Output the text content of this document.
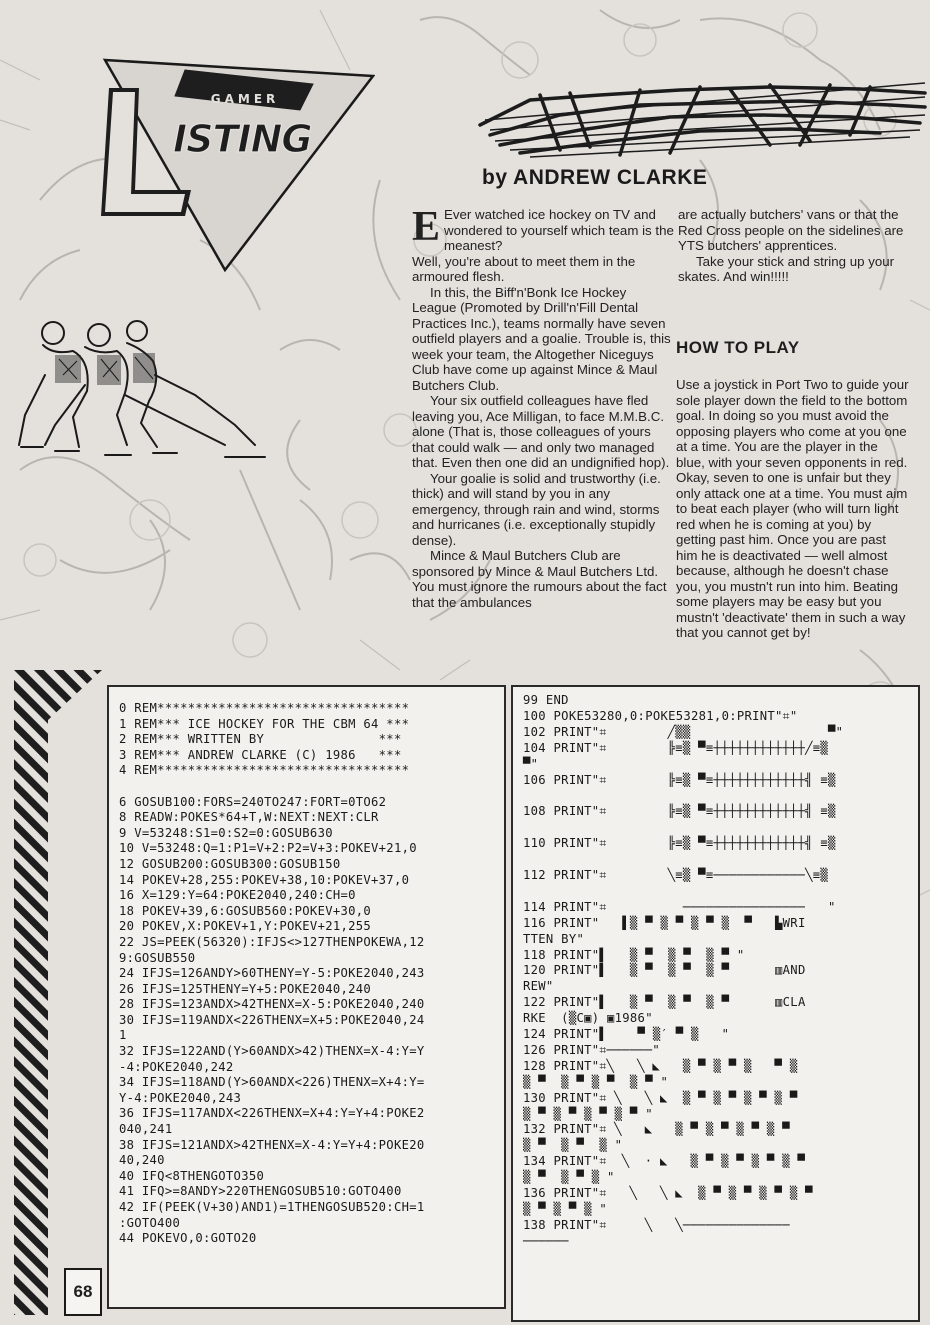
GAMER
ISTING
by ANDREW CLARKE

E Ever watched ice hockey on TV and wondered to yourself which team is the meanest?

Well, you're about to meet them in the armoured flesh.

In this, the Biff'n'Bonk Ice Hockey League (Promoted by Drill'n'Fill Dental Practices Inc.), teams normally have seven outfield players and a goalie. Trouble is, this week your team, the Altogether Niceguys Club have come up against Mince & Maul Butchers Club.

Your six outfield colleagues have fled leaving you, Ace Milligan, to face M.M.B.C. alone (That is, those colleagues of yours that could walk — and only two managed that. Even then one did an undignified hop).

Your goalie is solid and trustworthy (i.e. thick) and will stand by you in any emergency, through rain and wind, storms and hurricanes (i.e. exceptionally stupidly dense).

Mince & Maul Butchers Club are sponsored by Mince & Maul Butchers Ltd. You must ignore the rumours about the fact that the ambulances

are actually butchers' vans or that the Red Cross people on the sidelines are YTS butchers' apprentices.

Take your stick and string up your skates. And win!!!!!

HOW TO PLAY

Use a joystick in Port Two to guide your sole player down the field to the bottom goal. In doing so you must avoid the opposing players who come at you one at a time. You are the player in the blue, with your seven opponents in red. Okay, seven to one is unfair but they only attack one at a time. You must aim to beat each player (who will turn light red when he is coming at you) by getting past him. Once you are past him he is deactivated — well almost because, although he doesn't chase you, you mustn't run into him. Beating some players may be easy but you mustn't 'deactivate' them in such a way that you cannot get by!

0 REM*********************************
1 REM*** ICE HOCKEY FOR THE CBM 64 ***
2 REM*** WRITTEN BY               ***
3 REM*** ANDREW CLARKE (C) 1986   ***
4 REM*********************************

6 GOSUB100:FORS=240TO247:FORT=0TO62
8 READW:POKES*64+T,W:NEXT:NEXT:CLR
9 V=53248:S1=0:S2=0:GOSUB630
10 V=53248:Q=1:P1=V+2:P2=V+3:POKEV+21,0
12 GOSUB200:GOSUB300:GOSUB150
14 POKEV+28,255:POKEV+38,10:POKEV+37,0
16 X=129:Y=64:POKE2040,240:CH=0
18 POKEV+39,6:GOSUB560:POKEV+30,0
20 POKEV,X:POKEV+1,Y:POKEV+21,255
22 JS=PEEK(56320):IFJS<>127THENPOKEWA,12
9:GOSUB550
24 IFJS=126ANDY>60THENY=Y-5:POKE2040,243
26 IFJS=125THENY=Y+5:POKE2040,240
28 IFJS=123ANDX>42THENX=X-5:POKE2040,240
30 IFJS=119ANDX<226THENX=X+5:POKE2040,24
1
32 IFJS=122AND(Y>60ANDX>42)THENX=X-4:Y=Y
-4:POKE2040,242
34 IFJS=118AND(Y>60ANDX<226)THENX=X+4:Y=
Y-4:POKE2040,243
36 IFJS=117ANDX<226THENX=X+4:Y=Y+4:POKE2
040,241
38 IFJS=121ANDX>42THENX=X-4:Y=Y+4:POKE20
40,240
40 IFQ<8THENGOTO350
41 IFQ>=8ANDY>220THENGOSUB510:GOTO400
42 IF(PEEK(V+30)AND1)=1THENGOSUB520:CH=1
:GOTO400
44 POKEVO,0:GOTO20
99 END
100 POKE53280,0:POKE53281,0:PRINT"⌗"
102 PRINT"⌗        ╱▒▒                  ▀"
104 PRINT"⌗        ╠≡▒ ▀≡┼┼┼┼┼┼┼┼┼┼┼┼╱≡▒
▀"
106 PRINT"⌗        ╠≡▒ ▀≡┼┼┼┼┼┼┼┼┼┼┼┼╣ ≡▒

108 PRINT"⌗        ╠≡▒ ▀≡┼┼┼┼┼┼┼┼┼┼┼┼╣ ≡▒

110 PRINT"⌗        ╠≡▒ ▀≡┼┼┼┼┼┼┼┼┼┼┼┼╣ ≡▒

112 PRINT"⌗        ╲≡▒ ▀≡────────────╲≡▒

114 PRINT"⌗          ────────────────   "
116 PRINT"   ▌▒ ▀ ▒ ▀ ▒ ▀ ▒  ▀   ▙WRI
TTEN BY"
118 PRINT"▌   ▒ ▀  ▒ ▀  ▒ ▀ "
120 PRINT"▌   ▒ ▀  ▒ ▀  ▒ ▀      ▥AND
REW"
122 PRINT"▌   ▒ ▀  ▒ ▀  ▒ ▀      ▥CLA
RKE  (▒C▣) ▣1986"
124 PRINT"▌    ▀ ▒′ ▀ ▒   "
126 PRINT"⌗──────"
128 PRINT"⌗╲   ╲ ◣   ▒ ▀ ▒ ▀ ▒   ▀ ▒
▒ ▀  ▒ ▀ ▒ ▀  ▒ ▀ "
130 PRINT"⌗ ╲   ╲ ◣  ▒ ▀ ▒ ▀ ▒ ▀ ▒ ▀
▒ ▀ ▒ ▀ ▒ ▀ ▒ ▀ "
132 PRINT"⌗ ╲   ◣   ▒ ▀ ▒ ▀ ▒ ▀ ▒ ▀
▒ ▀  ▒ ▀  ▒ "
134 PRINT"⌗  ╲  · ◣   ▒ ▀ ▒ ▀ ▒ ▀ ▒ ▀
▒ ▀  ▒ ▀ ▒ "
136 PRINT"⌗   ╲   ╲ ◣  ▒ ▀ ▒ ▀ ▒ ▀ ▒ ▀
▒ ▀ ▒ ▀ ▒ "
138 PRINT"⌗     ╲   ╲──────────────
──────
68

**CHALLENGE**
What comes back should match the records exactly, minus any pictures.

**EXERCISE RESULT**
Output the text content of this document.
GAMER
ISTING
by ANDREW CLARKE

E Ever watched ice hockey on TV and wondered to yourself which team is the meanest?

Well, you're about to meet them in the armoured flesh.

In this, the Biff'n'Bonk Ice Hockey League (Promoted by Drill'n'Fill Dental Practices Inc.), teams normally have seven outfield players and a goalie. Trouble is, this week your team, the Altogether Niceguys Club have come up against Mince & Maul Butchers Club.

Your six outfield colleagues have fled leaving you, Ace Milligan, to face M.M.B.C. alone (That is, those colleagues of yours that could walk — and only two managed that. Even then one did an undignified hop).

Your goalie is solid and trustworthy (i.e. thick) and will stand by you in any emergency, through rain and wind, storms and hurricanes (i.e. exceptionally stupidly dense).

Mince & Maul Butchers Club are sponsored by Mince & Maul Butchers Ltd. You must ignore the rumours about the fact that the ambulances

are actually butchers' vans or that the Red Cross people on the sidelines are YTS butchers' apprentices.

Take your stick and string up your skates. And win!!!!!

HOW TO PLAY

Use a joystick in Port Two to guide your sole player down the field to the bottom goal. In doing so you must avoid the opposing players who come at you one at a time. You are the player in the blue, with your seven opponents in red. Okay, seven to one is unfair but they only attack one at a time. You must aim to beat each player (who will turn light red when he is coming at you) by getting past him. Once you are past him he is deactivated — well almost because, although he doesn't chase you, you mustn't run into him. Beating some players may be easy but you mustn't 'deactivate' them in such a way that you cannot get by!

0 REM*********************************
1 REM*** ICE HOCKEY FOR THE CBM 64 ***
2 REM*** WRITTEN BY               ***
3 REM*** ANDREW CLARKE (C) 1986   ***
4 REM*********************************

6 GOSUB100:FORS=240TO247:FORT=0TO62
8 READW:POKES*64+T,W:NEXT:NEXT:CLR
9 V=53248:S1=0:S2=0:GOSUB630
10 V=53248:Q=1:P1=V+2:P2=V+3:POKEV+21,0
12 GOSUB200:GOSUB300:GOSUB150
14 POKEV+28,255:POKEV+38,10:POKEV+37,0
16 X=129:Y=64:POKE2040,240:CH=0
18 POKEV+39,6:GOSUB560:POKEV+30,0
20 POKEV,X:POKEV+1,Y:POKEV+21,255
22 JS=PEEK(56320):IFJS<>127THENPOKEWA,12
9:GOSUB550
24 IFJS=126ANDY>60THENY=Y-5:POKE2040,243
26 IFJS=125THENY=Y+5:POKE2040,240
28 IFJS=123ANDX>42THENX=X-5:POKE2040,240
30 IFJS=119ANDX<226THENX=X+5:POKE2040,24
1
32 IFJS=122AND(Y>60ANDX>42)THENX=X-4:Y=Y
-4:POKE2040,242
34 IFJS=118AND(Y>60ANDX<226)THENX=X+4:Y=
Y-4:POKE2040,243
36 IFJS=117ANDX<226THENX=X+4:Y=Y+4:POKE2
040,241
38 IFJS=121ANDX>42THENX=X-4:Y=Y+4:POKE20
40,240
40 IFQ<8THENGOTO350
41 IFQ>=8ANDY>220THENGOSUB510:GOTO400
42 IF(PEEK(V+30)AND1)=1THENGOSUB520:CH=1
:GOTO400
44 POKEVO,0:GOTO20
99 END
100 POKE53280,0:POKE53281,0:PRINT"⌗"
102 PRINT"⌗        ╱▒▒                  ▀"
104 PRINT"⌗        ╠≡▒ ▀≡┼┼┼┼┼┼┼┼┼┼┼┼╱≡▒
▀"
106 PRINT"⌗        ╠≡▒ ▀≡┼┼┼┼┼┼┼┼┼┼┼┼╣ ≡▒

108 PRINT"⌗        ╠≡▒ ▀≡┼┼┼┼┼┼┼┼┼┼┼┼╣ ≡▒

110 PRINT"⌗        ╠≡▒ ▀≡┼┼┼┼┼┼┼┼┼┼┼┼╣ ≡▒

112 PRINT"⌗        ╲≡▒ ▀≡────────────╲≡▒

114 PRINT"⌗          ────────────────   "
116 PRINT"   ▌▒ ▀ ▒ ▀ ▒ ▀ ▒  ▀   ▙WRI
TTEN BY"
118 PRINT"▌   ▒ ▀  ▒ ▀  ▒ ▀ "
120 PRINT"▌   ▒ ▀  ▒ ▀  ▒ ▀      ▥AND
REW"
122 PRINT"▌   ▒ ▀  ▒ ▀  ▒ ▀      ▥CLA
RKE  (▒C▣) ▣1986"
124 PRINT"▌    ▀ ▒′ ▀ ▒   "
126 PRINT"⌗──────"
128 PRINT"⌗╲   ╲ ◣   ▒ ▀ ▒ ▀ ▒   ▀ ▒
▒ ▀  ▒ ▀ ▒ ▀  ▒ ▀ "
130 PRINT"⌗ ╲   ╲ ◣  ▒ ▀ ▒ ▀ ▒ ▀ ▒ ▀
▒ ▀ ▒ ▀ ▒ ▀ ▒ ▀ "
132 PRINT"⌗ ╲   ◣   ▒ ▀ ▒ ▀ ▒ ▀ ▒ ▀
▒ ▀  ▒ ▀  ▒ "
134 PRINT"⌗  ╲  · ◣   ▒ ▀ ▒ ▀ ▒ ▀ ▒ ▀
▒ ▀  ▒ ▀ ▒ "
136 PRINT"⌗   ╲   ╲ ◣  ▒ ▀ ▒ ▀ ▒ ▀ ▒ ▀
▒ ▀ ▒ ▀ ▒ "
138 PRINT"⌗     ╲   ╲──────────────
──────
68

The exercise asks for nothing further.